> MATERIAL PROVIDED
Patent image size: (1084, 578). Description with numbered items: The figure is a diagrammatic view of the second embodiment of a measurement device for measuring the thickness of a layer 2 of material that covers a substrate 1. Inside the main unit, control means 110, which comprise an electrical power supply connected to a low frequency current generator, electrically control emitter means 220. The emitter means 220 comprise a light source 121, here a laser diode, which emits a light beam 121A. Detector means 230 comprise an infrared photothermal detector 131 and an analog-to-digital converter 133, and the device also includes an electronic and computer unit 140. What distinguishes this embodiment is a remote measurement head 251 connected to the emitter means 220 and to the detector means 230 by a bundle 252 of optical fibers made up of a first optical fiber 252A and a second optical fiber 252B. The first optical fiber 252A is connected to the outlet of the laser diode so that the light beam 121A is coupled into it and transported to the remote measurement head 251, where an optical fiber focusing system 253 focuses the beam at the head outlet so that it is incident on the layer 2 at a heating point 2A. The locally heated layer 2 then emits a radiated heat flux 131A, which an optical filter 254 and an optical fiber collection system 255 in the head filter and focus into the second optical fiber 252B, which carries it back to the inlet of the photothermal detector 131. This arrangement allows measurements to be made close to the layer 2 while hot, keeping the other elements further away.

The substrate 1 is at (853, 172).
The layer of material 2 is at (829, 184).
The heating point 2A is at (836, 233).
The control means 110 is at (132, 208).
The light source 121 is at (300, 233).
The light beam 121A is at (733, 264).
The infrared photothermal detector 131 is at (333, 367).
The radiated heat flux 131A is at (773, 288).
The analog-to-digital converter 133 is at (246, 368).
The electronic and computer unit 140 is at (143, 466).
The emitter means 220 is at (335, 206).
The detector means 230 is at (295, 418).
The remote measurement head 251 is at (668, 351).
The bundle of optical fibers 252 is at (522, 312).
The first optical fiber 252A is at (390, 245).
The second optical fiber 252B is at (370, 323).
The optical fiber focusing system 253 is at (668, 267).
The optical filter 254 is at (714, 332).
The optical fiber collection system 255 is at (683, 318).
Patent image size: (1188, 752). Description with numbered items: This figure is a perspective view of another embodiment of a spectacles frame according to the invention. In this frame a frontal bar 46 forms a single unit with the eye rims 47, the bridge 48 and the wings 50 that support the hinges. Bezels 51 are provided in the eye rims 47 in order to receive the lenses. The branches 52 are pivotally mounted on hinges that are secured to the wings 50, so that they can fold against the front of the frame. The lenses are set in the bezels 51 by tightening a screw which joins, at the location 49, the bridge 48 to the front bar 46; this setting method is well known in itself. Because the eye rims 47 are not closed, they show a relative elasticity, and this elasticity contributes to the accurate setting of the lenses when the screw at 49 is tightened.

> EXERCISE OBJECTIVE
Please output everything from the start of the records down to and including the line containing "The substrate 1 is at (853, 172)." as a Markdown table with the columns Row and Line, leaving out blank lines.

> ANSWER TO THE PROBLEM
| Row | Line |
|---|---|
| 1 | Patent image size: (1084, 578). Description with numbered items: The figure is a diagrammatic view of the second embodiment of a measurement device for measuring the thickness of a layer 2 of material that covers a substrate 1. Inside the main unit, control means 110, which comprise an electrical power supply connected to a low frequency current generator, electrically control emitter means 220. The emitter means 220 comprise a light source 121, here a laser diode, which emits a light beam 121A. Detector means 230 comprise an infrared photothermal detector 131 and an analog-to-digital converter 133, and the device also includes an electronic and computer unit 140. What distinguishes this embodiment is a remote measurement head 251 connected to the emitter means 220 and to the detector means 230 by a bundle 252 of optical fibers made up of a first optical fiber 252A and a second optical fiber 252B. The first optical fiber 252A is connected to the outlet of the laser diode so that the light beam 121A is coupled into it and transported to the remote measurement head 251, where an optical fiber focusing system 253 focuses the beam at the head outlet so that it is incident on the layer 2 at a heating point 2A. The locally heated layer 2 then emits a radiated heat flux 131A, which an optical filter 254 and an optical fiber collection system 255 in the head filter and focus into the second optical fiber 252B, which carries it back to the inlet of the photothermal detector 131. This arrangement allows measurements to be made close to the layer 2 while hot, keeping the other elements further away. |
| 2 | The substrate 1 is at (853, 172). |